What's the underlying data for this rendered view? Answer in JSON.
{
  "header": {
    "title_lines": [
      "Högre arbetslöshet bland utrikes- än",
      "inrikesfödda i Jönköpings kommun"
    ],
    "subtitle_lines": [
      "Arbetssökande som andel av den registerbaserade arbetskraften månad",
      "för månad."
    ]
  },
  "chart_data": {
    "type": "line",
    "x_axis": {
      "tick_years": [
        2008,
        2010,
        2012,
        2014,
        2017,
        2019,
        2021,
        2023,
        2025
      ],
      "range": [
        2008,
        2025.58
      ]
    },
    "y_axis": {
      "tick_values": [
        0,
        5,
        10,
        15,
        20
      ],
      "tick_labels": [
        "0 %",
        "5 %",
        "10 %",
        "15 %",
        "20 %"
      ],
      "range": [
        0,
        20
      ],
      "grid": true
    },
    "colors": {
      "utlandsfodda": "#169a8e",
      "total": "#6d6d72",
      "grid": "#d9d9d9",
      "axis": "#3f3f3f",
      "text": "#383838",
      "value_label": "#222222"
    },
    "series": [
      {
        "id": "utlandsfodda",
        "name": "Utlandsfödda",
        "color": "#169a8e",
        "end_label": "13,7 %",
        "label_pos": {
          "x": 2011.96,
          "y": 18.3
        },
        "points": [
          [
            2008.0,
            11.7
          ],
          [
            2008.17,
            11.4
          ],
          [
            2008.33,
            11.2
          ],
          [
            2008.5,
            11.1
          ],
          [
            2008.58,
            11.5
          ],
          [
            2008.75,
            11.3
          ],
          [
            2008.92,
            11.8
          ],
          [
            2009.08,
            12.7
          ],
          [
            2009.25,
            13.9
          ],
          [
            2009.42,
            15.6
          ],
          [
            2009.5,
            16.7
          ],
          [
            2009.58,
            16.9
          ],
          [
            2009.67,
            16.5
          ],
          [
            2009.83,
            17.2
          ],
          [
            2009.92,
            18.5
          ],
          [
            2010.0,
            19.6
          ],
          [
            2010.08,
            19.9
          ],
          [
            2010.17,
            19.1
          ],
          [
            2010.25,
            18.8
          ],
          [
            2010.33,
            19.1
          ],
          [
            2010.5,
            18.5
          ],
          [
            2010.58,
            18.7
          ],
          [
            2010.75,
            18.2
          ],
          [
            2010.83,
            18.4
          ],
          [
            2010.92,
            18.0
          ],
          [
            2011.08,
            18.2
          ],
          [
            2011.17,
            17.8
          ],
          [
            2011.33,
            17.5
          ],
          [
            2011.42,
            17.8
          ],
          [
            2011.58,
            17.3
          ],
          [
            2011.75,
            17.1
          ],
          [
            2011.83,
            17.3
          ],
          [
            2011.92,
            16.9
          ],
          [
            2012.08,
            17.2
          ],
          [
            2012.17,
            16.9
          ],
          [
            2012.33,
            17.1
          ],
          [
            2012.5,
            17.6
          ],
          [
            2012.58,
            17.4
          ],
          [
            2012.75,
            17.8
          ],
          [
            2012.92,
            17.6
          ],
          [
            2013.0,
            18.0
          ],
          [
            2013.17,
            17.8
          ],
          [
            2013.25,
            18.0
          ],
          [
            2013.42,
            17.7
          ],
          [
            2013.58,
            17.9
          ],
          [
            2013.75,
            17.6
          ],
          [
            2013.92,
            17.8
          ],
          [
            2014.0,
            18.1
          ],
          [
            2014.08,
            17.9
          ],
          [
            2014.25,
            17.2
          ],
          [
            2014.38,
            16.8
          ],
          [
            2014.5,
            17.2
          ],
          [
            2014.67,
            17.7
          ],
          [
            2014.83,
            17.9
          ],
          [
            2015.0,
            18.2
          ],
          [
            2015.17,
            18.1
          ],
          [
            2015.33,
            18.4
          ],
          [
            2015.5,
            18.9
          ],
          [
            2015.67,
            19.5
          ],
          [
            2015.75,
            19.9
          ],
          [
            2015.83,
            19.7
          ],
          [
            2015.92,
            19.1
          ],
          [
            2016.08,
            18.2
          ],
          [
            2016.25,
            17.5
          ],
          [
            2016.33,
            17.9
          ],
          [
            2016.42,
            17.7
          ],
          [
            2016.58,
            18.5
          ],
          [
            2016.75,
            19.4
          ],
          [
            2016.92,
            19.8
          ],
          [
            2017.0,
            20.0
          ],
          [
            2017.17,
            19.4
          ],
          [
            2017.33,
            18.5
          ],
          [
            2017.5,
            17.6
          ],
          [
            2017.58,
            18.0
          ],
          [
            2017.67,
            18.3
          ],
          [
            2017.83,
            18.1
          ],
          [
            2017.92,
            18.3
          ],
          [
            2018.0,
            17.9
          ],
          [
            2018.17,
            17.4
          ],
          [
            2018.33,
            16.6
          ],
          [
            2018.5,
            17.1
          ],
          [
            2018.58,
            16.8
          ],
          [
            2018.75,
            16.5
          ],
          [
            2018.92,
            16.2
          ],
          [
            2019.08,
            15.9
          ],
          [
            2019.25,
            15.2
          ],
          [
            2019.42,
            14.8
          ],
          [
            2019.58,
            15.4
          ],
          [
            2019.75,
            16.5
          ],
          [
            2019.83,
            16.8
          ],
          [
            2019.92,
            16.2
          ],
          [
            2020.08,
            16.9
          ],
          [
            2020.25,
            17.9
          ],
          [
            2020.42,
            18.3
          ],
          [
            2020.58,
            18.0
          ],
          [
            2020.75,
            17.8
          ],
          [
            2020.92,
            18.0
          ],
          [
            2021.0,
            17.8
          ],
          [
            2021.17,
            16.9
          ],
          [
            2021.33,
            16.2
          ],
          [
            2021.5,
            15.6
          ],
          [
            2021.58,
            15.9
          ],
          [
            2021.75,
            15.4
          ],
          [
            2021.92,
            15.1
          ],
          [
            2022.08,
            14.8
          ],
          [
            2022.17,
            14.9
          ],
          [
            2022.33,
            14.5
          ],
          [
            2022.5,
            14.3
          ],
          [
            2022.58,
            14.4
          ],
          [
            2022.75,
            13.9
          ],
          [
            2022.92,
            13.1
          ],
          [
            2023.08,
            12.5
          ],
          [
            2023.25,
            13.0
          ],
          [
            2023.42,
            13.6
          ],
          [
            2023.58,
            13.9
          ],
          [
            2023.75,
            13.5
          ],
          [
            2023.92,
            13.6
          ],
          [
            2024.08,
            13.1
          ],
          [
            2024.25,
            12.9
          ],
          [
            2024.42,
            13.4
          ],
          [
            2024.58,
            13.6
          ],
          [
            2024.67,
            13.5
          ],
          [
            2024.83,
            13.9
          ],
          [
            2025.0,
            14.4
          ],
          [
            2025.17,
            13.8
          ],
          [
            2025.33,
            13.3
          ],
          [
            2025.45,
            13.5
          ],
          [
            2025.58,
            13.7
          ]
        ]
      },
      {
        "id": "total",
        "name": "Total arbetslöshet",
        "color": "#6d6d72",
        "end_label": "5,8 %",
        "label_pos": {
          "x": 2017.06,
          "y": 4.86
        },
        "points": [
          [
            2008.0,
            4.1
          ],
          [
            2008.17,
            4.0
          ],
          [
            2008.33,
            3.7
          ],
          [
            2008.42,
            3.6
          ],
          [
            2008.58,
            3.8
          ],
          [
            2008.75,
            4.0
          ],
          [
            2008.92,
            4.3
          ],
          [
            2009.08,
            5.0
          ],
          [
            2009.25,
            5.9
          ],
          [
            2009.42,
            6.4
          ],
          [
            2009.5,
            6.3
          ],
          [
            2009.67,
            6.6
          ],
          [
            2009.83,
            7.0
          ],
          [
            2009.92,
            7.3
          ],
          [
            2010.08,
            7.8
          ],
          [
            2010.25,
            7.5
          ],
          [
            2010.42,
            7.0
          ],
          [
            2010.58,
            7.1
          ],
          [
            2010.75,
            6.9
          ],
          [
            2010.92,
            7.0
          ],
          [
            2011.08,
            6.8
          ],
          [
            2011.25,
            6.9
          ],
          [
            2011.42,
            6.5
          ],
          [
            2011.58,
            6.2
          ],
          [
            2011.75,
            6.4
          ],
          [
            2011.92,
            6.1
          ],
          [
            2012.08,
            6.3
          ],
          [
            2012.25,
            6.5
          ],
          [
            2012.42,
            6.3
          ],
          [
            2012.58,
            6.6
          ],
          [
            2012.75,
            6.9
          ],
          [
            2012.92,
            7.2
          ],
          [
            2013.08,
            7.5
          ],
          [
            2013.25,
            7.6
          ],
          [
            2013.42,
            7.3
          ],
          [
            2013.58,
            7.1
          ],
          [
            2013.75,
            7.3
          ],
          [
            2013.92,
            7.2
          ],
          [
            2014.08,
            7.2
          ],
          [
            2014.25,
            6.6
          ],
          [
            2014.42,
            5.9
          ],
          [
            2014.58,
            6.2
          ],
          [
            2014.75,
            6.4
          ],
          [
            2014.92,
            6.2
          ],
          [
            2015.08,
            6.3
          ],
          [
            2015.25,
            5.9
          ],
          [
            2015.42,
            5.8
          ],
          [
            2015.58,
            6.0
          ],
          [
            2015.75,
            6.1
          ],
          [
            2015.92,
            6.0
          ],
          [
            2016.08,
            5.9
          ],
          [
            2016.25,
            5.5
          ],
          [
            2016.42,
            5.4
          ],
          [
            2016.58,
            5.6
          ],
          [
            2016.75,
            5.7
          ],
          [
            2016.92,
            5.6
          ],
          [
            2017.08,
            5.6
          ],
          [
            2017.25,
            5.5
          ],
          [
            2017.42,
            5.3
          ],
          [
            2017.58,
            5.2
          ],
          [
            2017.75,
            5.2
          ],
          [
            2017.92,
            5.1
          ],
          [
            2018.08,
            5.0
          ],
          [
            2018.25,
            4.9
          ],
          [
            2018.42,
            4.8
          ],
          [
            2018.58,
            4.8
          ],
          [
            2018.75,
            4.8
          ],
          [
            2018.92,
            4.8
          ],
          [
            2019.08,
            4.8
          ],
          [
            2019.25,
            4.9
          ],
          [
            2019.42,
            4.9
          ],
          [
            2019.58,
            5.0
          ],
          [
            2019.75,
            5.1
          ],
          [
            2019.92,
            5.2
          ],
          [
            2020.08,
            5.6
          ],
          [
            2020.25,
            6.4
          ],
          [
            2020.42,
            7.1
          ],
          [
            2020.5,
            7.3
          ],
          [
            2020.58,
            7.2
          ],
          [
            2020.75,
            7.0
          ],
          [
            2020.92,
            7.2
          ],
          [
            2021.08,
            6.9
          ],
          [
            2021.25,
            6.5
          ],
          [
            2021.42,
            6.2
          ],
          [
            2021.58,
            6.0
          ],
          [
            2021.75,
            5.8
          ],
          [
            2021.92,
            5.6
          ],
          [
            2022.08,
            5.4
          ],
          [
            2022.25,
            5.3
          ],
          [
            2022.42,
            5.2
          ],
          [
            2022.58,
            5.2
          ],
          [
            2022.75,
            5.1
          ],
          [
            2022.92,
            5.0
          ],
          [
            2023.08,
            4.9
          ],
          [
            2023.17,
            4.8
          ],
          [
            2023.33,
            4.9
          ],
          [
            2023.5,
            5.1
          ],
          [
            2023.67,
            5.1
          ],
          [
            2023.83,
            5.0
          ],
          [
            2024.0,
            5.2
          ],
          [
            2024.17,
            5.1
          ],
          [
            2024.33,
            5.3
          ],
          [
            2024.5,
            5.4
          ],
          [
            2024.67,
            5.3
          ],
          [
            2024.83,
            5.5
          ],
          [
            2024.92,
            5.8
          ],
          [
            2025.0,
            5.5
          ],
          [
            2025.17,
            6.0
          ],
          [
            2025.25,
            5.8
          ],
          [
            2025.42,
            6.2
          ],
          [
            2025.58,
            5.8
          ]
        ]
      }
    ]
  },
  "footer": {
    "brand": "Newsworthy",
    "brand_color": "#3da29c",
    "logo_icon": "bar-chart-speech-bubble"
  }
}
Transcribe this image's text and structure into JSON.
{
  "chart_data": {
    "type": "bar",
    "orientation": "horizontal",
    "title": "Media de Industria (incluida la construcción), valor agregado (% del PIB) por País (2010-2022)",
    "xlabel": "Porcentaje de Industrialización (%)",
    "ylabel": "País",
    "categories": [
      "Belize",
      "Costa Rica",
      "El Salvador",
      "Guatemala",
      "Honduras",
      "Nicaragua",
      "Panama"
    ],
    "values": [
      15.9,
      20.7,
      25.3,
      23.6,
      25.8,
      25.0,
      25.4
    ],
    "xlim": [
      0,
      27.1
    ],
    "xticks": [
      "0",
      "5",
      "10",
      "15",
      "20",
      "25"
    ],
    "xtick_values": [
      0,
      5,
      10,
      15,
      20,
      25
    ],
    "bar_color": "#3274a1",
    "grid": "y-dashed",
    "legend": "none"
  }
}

STATED PROBLEM =>
Give again, word for word, every line from the one holding "Transcribe this image's" to the end of the data.

SOLUTION FOR THIS PROBLEM =>
Transcribe this image's text and structure into JSON.
{
  "chart_data": {
    "type": "bar",
    "orientation": "horizontal",
    "title": "Media de Industria (incluida la construcción), valor agregado (% del PIB) por País (2010-2022)",
    "xlabel": "Porcentaje de Industrialización (%)",
    "ylabel": "País",
    "categories": [
      "Belize",
      "Costa Rica",
      "El Salvador",
      "Guatemala",
      "Honduras",
      "Nicaragua",
      "Panama"
    ],
    "values": [
      15.9,
      20.7,
      25.3,
      23.6,
      25.8,
      25.0,
      25.4
    ],
    "xlim": [
      0,
      27.1
    ],
    "xticks": [
      "0",
      "5",
      "10",
      "15",
      "20",
      "25"
    ],
    "xtick_values": [
      0,
      5,
      10,
      15,
      20,
      25
    ],
    "bar_color": "#3274a1",
    "grid": "y-dashed",
    "legend": "none"
  }
}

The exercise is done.